[Dataset entries]
_ _ _

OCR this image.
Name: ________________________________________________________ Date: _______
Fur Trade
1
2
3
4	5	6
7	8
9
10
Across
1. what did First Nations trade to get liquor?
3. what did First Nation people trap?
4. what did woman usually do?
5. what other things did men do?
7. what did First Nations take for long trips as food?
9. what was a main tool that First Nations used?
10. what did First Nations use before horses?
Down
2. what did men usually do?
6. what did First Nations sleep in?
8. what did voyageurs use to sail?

_ _ _

◆ EXERCISE AIM
Output every entry shown above, exactly.

◆ EXPECTED OUTPUT
OCR this image.
Name: ________________________________________________________ Date: _______
Fur Trade
1
2
3
4	5	6
7	8
9
10
Across
1. what did First Nations trade to get liquor?
3. what did First Nation people trap?
4. what did woman usually do?
5. what other things did men do?
7. what did First Nations take for long trips as food?
9. what was a main tool that First Nations used?
10. what did First Nations use before horses?
Down
2. what did men usually do?
6. what did First Nations sleep in?
8. what did voyageurs use to sail?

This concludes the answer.